__WHAT THIS TASK INVOLVES__. Output the material beneath this task exactly, images excluded.

****************************************

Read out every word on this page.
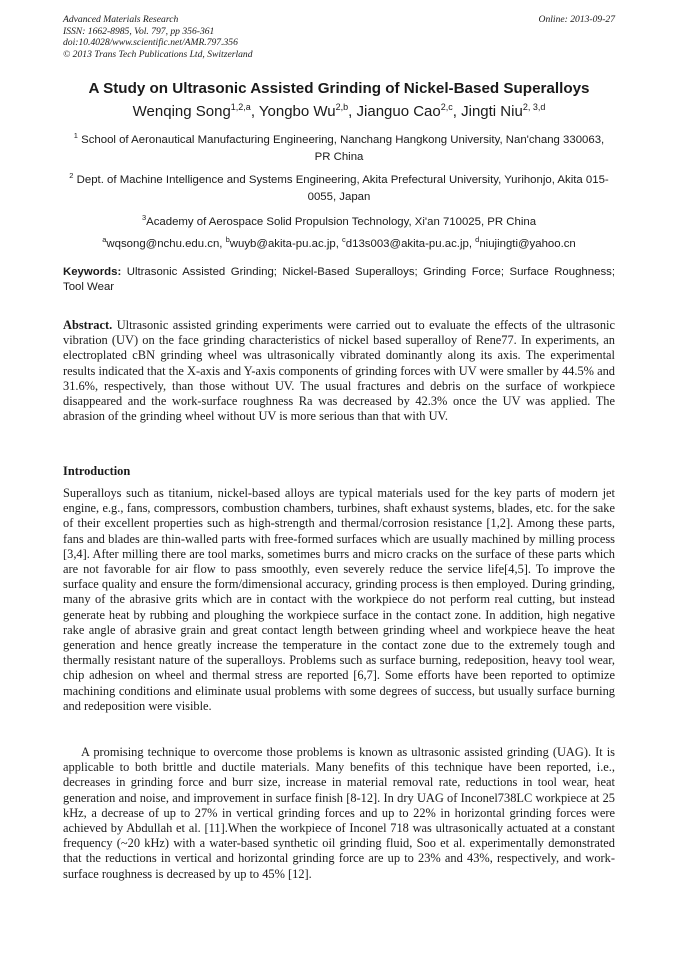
Advanced Materials Research
ISSN: 1662-8985, Vol. 797, pp 356-361
doi:10.4028/www.scientific.net/AMR.797.356
© 2013 Trans Tech Publications Ltd, Switzerland
Online: 2013-09-27
A Study on Ultrasonic Assisted Grinding of Nickel-Based Superalloys
Wenqing Song$^{1,2,a}$, Yongbo Wu$^{2,b}$, Jianguo Cao$^{2,c}$, Jingti Niu$^{2, 3,d}$
$^1$ School of Aeronautical Manufacturing Engineering, Nanchang Hangkong University, Nan'chang 330063, PR China
$^2$ Dept. of Machine Intelligence and Systems Engineering, Akita Prefectural University, Yurihonjo, Akita 015-0055, Japan
$^3$Academy of Aerospace Solid Propulsion Technology, Xi'an 710025, PR China
$^a$wqsong@nchu.edu.cn, $^b$wuyb@akita-pu.ac.jp, $^c$d13s003@akita-pu.ac.jp, $^d$niujingti@yahoo.cn
Keywords: Ultrasonic Assisted Grinding; Nickel-Based Superalloys; Grinding Force; Surface Roughness; Tool Wear
Abstract. Ultrasonic assisted grinding experiments were carried out to evaluate the effects of the ultrasonic vibration (UV) on the face grinding characteristics of nickel based superalloy of Rene77. In experiments, an electroplated cBN grinding wheel was ultrasonically vibrated dominantly along its axis. The experimental results indicated that the X-axis and Y-axis components of grinding forces with UV were smaller by 44.5% and 31.6%, respectively, than those without UV. The usual fractures and debris on the surface of workpiece disappeared and the work-surface roughness Ra was decreased by 42.3% once the UV was applied. The abrasion of the grinding wheel without UV is more serious than that with UV.
Introduction
Superalloys such as titanium, nickel-based alloys are typical materials used for the key parts of modern jet engine, e.g., fans, compressors, combustion chambers, turbines, shaft exhaust systems, blades, etc. for the sake of their excellent properties such as high-strength and thermal/corrosion resistance [1,2]. Among these parts, fans and blades are thin-walled parts with free-formed surfaces which are usually machined by milling process [3,4]. After milling there are tool marks, sometimes burrs and micro cracks on the surface of these parts which are not favorable for air flow to pass smoothly, even severely reduce the service life[4,5]. To improve the surface quality and ensure the form/dimensional accuracy, grinding process is then employed. During grinding, many of the abrasive grits which are in contact with the workpiece do not perform real cutting, but instead generate heat by rubbing and ploughing the workpiece surface in the contact zone. In addition, high negative rake angle of abrasive grain and great contact length between grinding wheel and workpiece heave the heat generation and hence greatly increase the temperature in the contact zone due to the extremely tough and thermally resistant nature of the superalloys. Problems such as surface burning, redeposition, heavy tool wear, chip adhesion on wheel and thermal stress are reported [6,7]. Some efforts have been reported to optimize machining conditions and eliminate usual problems with some degrees of success, but usually surface burning and redeposition were visible.
A promising technique to overcome those problems is known as ultrasonic assisted grinding (UAG). It is applicable to both brittle and ductile materials. Many benefits of this technique have been reported, i.e., decreases in grinding force and burr size, increase in material removal rate, reductions in tool wear, heat generation and noise, and improvement in surface finish [8-12]. In dry UAG of Inconel738LC workpiece at 25 kHz, a decrease of up to 27% in vertical grinding forces and up to 22% in horizontal grinding forces were achieved by Abdullah et al. [11].When the workpiece of Inconel 718 was ultrasonically actuated at a constant frequency (~20 kHz) with a water-based synthetic oil grinding fluid, Soo et al. experimentally demonstrated that the reductions in vertical and horizontal grinding force are up to 23% and 43%, respectively, and work-surface roughness is decreased by up to 45% [12].
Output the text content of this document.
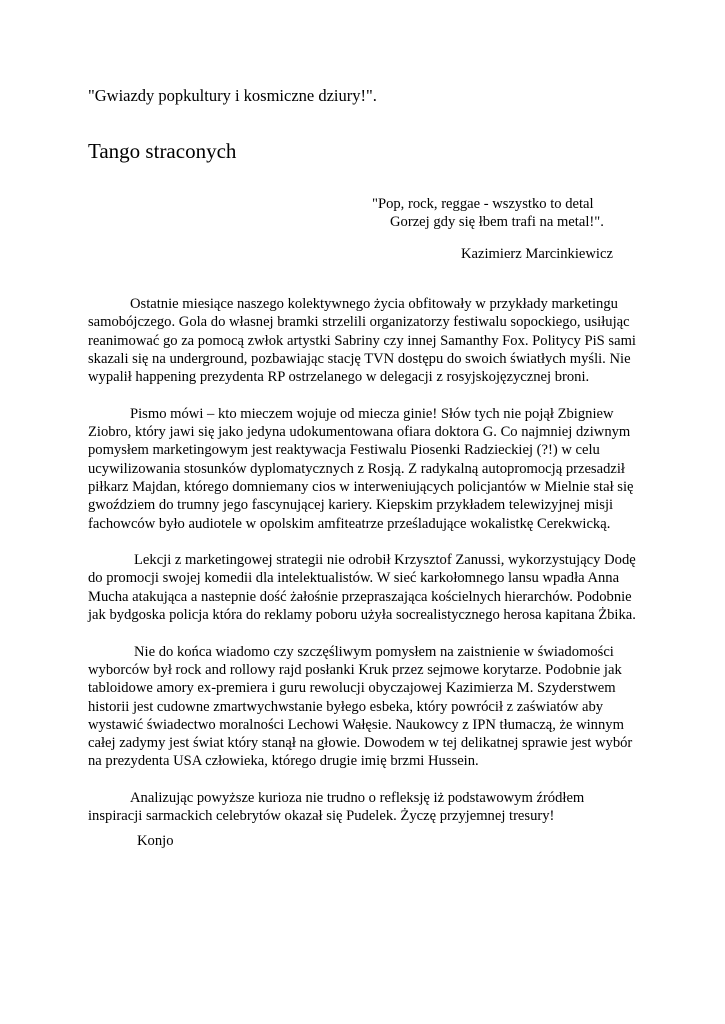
"Gwiazdy popkultury i kosmiczne dziury!".
Tango straconych
"Pop, rock, reggae - wszystko to detal
Gorzej gdy się łbem trafi na metal!".
Kazimierz Marcinkiewicz

Ostatnie miesiące naszego kolektywnego życia obfitowały w przykłady marketingu
samobójczego. Gola do własnej bramki strzelili organizatorzy festiwalu sopockiego, usiłując
reanimować go za pomocą zwłok artystki Sabriny czy innej Samanthy Fox. Politycy PiS sami
skazali się na underground, pozbawiając stację TVN dostępu do swoich światłych myśli. Nie
wypalił happening prezydenta RP ostrzelanego w delegacji z rosyjskojęzycznej broni.

Pismo mówi – kto mieczem wojuje od miecza ginie! Słów tych nie pojął Zbigniew
Ziobro, który jawi się jako jedyna udokumentowana ofiara doktora G. Co najmniej dziwnym
pomysłem marketingowym jest reaktywacja Festiwalu Piosenki Radzieckiej (?!) w celu
ucywilizowania stosunków dyplomatycznych z Rosją. Z radykalną autopromocją przesadził
piłkarz Majdan, którego domniemany cios w interweniujących policjantów w Mielnie stał się
gwoździem do trumny jego fascynującej kariery. Kiepskim przykładem telewizyjnej misji
fachowców było audiotele w opolskim amfiteatrze prześladujące wokalistkę Cerekwicką.

Lekcji z marketingowej strategii nie odrobił Krzysztof Zanussi, wykorzystujący Dodę
do promocji swojej komedii dla intelektualistów. W sieć karkołomnego lansu wpadła Anna
Mucha atakująca a nastepnie dość żałośnie przepraszająca kościelnych hierarchów. Podobnie
jak bydgoska policja która do reklamy poboru użyła socrealistycznego herosa kapitana Żbika.

Nie do końca wiadomo czy szczęśliwym pomysłem na zaistnienie w świadomości
wyborców był rock and rollowy rajd posłanki Kruk przez sejmowe korytarze. Podobnie jak
tabloidowe amory ex-premiera i guru rewolucji obyczajowej Kazimierza M. Szyderstwem
historii jest cudowne zmartwychwstanie byłego esbeka, który powrócił z zaświatów aby
wystawić świadectwo moralności Lechowi Wałęsie. Naukowcy z IPN tłumaczą, że winnym
całej zadymy jest świat który stanął na głowie. Dowodem w tej delikatnej sprawie jest wybór
na prezydenta USA człowieka, którego drugie imię brzmi Hussein.

Analizując powyższe kurioza nie trudno o refleksję iż podstawowym źródłem
inspiracji sarmackich celebrytów okazał się Pudelek. Życzę przyjemnej tresury!

Konjo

****************************************

__FINAL RESULT__.
Read out every word on this page.
Advanced Materials Research
ISSN: 1662-8985, Vol. 797, pp 356-361
doi:10.4028/www.scientific.net/AMR.797.356
© 2013 Trans Tech Publications Ltd, Switzerland
Online: 2013-09-27
A Study on Ultrasonic Assisted Grinding of Nickel-Based Superalloys
Wenqing Song$^{1,2,a}$, Yongbo Wu$^{2,b}$, Jianguo Cao$^{2,c}$, Jingti Niu$^{2, 3,d}$
$^1$ School of Aeronautical Manufacturing Engineering, Nanchang Hangkong University, Nan'chang 330063, PR China
$^2$ Dept. of Machine Intelligence and Systems Engineering, Akita Prefectural University, Yurihonjo, Akita 015-0055, Japan
$^3$Academy of Aerospace Solid Propulsion Technology, Xi'an 710025, PR China
$^a$wqsong@nchu.edu.cn, $^b$wuyb@akita-pu.ac.jp, $^c$d13s003@akita-pu.ac.jp, $^d$niujingti@yahoo.cn
Keywords: Ultrasonic Assisted Grinding; Nickel-Based Superalloys; Grinding Force; Surface Roughness; Tool Wear
Abstract. Ultrasonic assisted grinding experiments were carried out to evaluate the effects of the ultrasonic vibration (UV) on the face grinding characteristics of nickel based superalloy of Rene77. In experiments, an electroplated cBN grinding wheel was ultrasonically vibrated dominantly along its axis. The experimental results indicated that the X-axis and Y-axis components of grinding forces with UV were smaller by 44.5% and 31.6%, respectively, than those without UV. The usual fractures and debris on the surface of workpiece disappeared and the work-surface roughness Ra was decreased by 42.3% once the UV was applied. The abrasion of the grinding wheel without UV is more serious than that with UV.
Introduction
Superalloys such as titanium, nickel-based alloys are typical materials used for the key parts of modern jet engine, e.g., fans, compressors, combustion chambers, turbines, shaft exhaust systems, blades, etc. for the sake of their excellent properties such as high-strength and thermal/corrosion resistance [1,2]. Among these parts, fans and blades are thin-walled parts with free-formed surfaces which are usually machined by milling process [3,4]. After milling there are tool marks, sometimes burrs and micro cracks on the surface of these parts which are not favorable for air flow to pass smoothly, even severely reduce the service life[4,5]. To improve the surface quality and ensure the form/dimensional accuracy, grinding process is then employed. During grinding, many of the abrasive grits which are in contact with the workpiece do not perform real cutting, but instead generate heat by rubbing and ploughing the workpiece surface in the contact zone. In addition, high negative rake angle of abrasive grain and great contact length between grinding wheel and workpiece heave the heat generation and hence greatly increase the temperature in the contact zone due to the extremely tough and thermally resistant nature of the superalloys. Problems such as surface burning, redeposition, heavy tool wear, chip adhesion on wheel and thermal stress are reported [6,7]. Some efforts have been reported to optimize machining conditions and eliminate usual problems with some degrees of success, but usually surface burning and redeposition were visible.
A promising technique to overcome those problems is known as ultrasonic assisted grinding (UAG). It is applicable to both brittle and ductile materials. Many benefits of this technique have been reported, i.e., decreases in grinding force and burr size, increase in material removal rate, reductions in tool wear, heat generation and noise, and improvement in surface finish [8-12]. In dry UAG of Inconel738LC workpiece at 25 kHz, a decrease of up to 27% in vertical grinding forces and up to 22% in horizontal grinding forces were achieved by Abdullah et al. [11].When the workpiece of Inconel 718 was ultrasonically actuated at a constant frequency (~20 kHz) with a water-based synthetic oil grinding fluid, Soo et al. experimentally demonstrated that the reductions in vertical and horizontal grinding force are up to 23% and 43%, respectively, and work-surface roughness is decreased by up to 45% [12].
Output the text content of this document.
"Gwiazdy popkultury i kosmiczne dziury!".
Tango straconych
"Pop, rock, reggae - wszystko to detal
Gorzej gdy się łbem trafi na metal!".
Kazimierz Marcinkiewicz

Ostatnie miesiące naszego kolektywnego życia obfitowały w przykłady marketingu
samobójczego. Gola do własnej bramki strzelili organizatorzy festiwalu sopockiego, usiłując
reanimować go za pomocą zwłok artystki Sabriny czy innej Samanthy Fox. Politycy PiS sami
skazali się na underground, pozbawiając stację TVN dostępu do swoich światłych myśli. Nie
wypalił happening prezydenta RP ostrzelanego w delegacji z rosyjskojęzycznej broni.

Pismo mówi – kto mieczem wojuje od miecza ginie! Słów tych nie pojął Zbigniew
Ziobro, który jawi się jako jedyna udokumentowana ofiara doktora G. Co najmniej dziwnym
pomysłem marketingowym jest reaktywacja Festiwalu Piosenki Radzieckiej (?!) w celu
ucywilizowania stosunków dyplomatycznych z Rosją. Z radykalną autopromocją przesadził
piłkarz Majdan, którego domniemany cios w interweniujących policjantów w Mielnie stał się
gwoździem do trumny jego fascynującej kariery. Kiepskim przykładem telewizyjnej misji
fachowców było audiotele w opolskim amfiteatrze prześladujące wokalistkę Cerekwicką.

Lekcji z marketingowej strategii nie odrobił Krzysztof Zanussi, wykorzystujący Dodę
do promocji swojej komedii dla intelektualistów. W sieć karkołomnego lansu wpadła Anna
Mucha atakująca a nastepnie dość żałośnie przepraszająca kościelnych hierarchów. Podobnie
jak bydgoska policja która do reklamy poboru użyła socrealistycznego herosa kapitana Żbika.

Nie do końca wiadomo czy szczęśliwym pomysłem na zaistnienie w świadomości
wyborców był rock and rollowy rajd posłanki Kruk przez sejmowe korytarze. Podobnie jak
tabloidowe amory ex-premiera i guru rewolucji obyczajowej Kazimierza M. Szyderstwem
historii jest cudowne zmartwychwstanie byłego esbeka, który powrócił z zaświatów aby
wystawić świadectwo moralności Lechowi Wałęsie. Naukowcy z IPN tłumaczą, że winnym
całej zadymy jest świat który stanął na głowie. Dowodem w tej delikatnej sprawie jest wybór
na prezydenta USA człowieka, którego drugie imię brzmi Hussein.

Analizując powyższe kurioza nie trudno o refleksję iż podstawowym źródłem
inspiracji sarmackich celebrytów okazał się Pudelek. Życzę przyjemnej tresury!

Konjo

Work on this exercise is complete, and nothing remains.